Items listed in a dataset
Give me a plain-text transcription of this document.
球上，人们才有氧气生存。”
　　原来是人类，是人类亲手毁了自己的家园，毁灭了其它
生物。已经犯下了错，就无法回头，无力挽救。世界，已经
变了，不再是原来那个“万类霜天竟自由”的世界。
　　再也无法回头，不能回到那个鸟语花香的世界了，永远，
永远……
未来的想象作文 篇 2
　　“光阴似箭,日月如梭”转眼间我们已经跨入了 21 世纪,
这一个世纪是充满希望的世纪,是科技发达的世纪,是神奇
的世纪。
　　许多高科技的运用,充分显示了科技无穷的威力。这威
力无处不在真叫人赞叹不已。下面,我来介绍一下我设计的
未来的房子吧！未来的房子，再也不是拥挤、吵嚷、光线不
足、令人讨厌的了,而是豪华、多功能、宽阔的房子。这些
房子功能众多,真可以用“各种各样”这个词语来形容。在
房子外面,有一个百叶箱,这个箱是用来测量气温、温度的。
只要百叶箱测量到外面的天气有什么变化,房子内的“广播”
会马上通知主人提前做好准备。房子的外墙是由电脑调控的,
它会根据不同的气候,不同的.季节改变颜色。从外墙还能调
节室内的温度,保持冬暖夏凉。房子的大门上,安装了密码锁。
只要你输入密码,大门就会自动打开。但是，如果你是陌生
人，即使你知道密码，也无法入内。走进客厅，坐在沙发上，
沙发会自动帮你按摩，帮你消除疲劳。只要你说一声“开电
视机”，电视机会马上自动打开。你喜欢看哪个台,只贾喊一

• _Task statement_
Send back each record exactly as it stands.

• _Exercise result_
Give me a plain-text transcription of this document.
球上，人们才有氧气生存。”
　　原来是人类，是人类亲手毁了自己的家园，毁灭了其它
生物。已经犯下了错，就无法回头，无力挽救。世界，已经
变了，不再是原来那个“万类霜天竟自由”的世界。
　　再也无法回头，不能回到那个鸟语花香的世界了，永远，
永远……
未来的想象作文 篇 2
　　“光阴似箭,日月如梭”转眼间我们已经跨入了 21 世纪,
这一个世纪是充满希望的世纪,是科技发达的世纪,是神奇
的世纪。
　　许多高科技的运用,充分显示了科技无穷的威力。这威
力无处不在真叫人赞叹不已。下面,我来介绍一下我设计的
未来的房子吧！未来的房子，再也不是拥挤、吵嚷、光线不
足、令人讨厌的了,而是豪华、多功能、宽阔的房子。这些
房子功能众多,真可以用“各种各样”这个词语来形容。在
房子外面,有一个百叶箱,这个箱是用来测量气温、温度的。
只要百叶箱测量到外面的天气有什么变化,房子内的“广播”
会马上通知主人提前做好准备。房子的外墙是由电脑调控的,
它会根据不同的气候,不同的.季节改变颜色。从外墙还能调
节室内的温度,保持冬暖夏凉。房子的大门上,安装了密码锁。
只要你输入密码,大门就会自动打开。但是，如果你是陌生
人，即使你知道密码，也无法入内。走进客厅，坐在沙发上，
沙发会自动帮你按摩，帮你消除疲劳。只要你说一声“开电
视机”，电视机会马上自动打开。你喜欢看哪个台,只贾喊一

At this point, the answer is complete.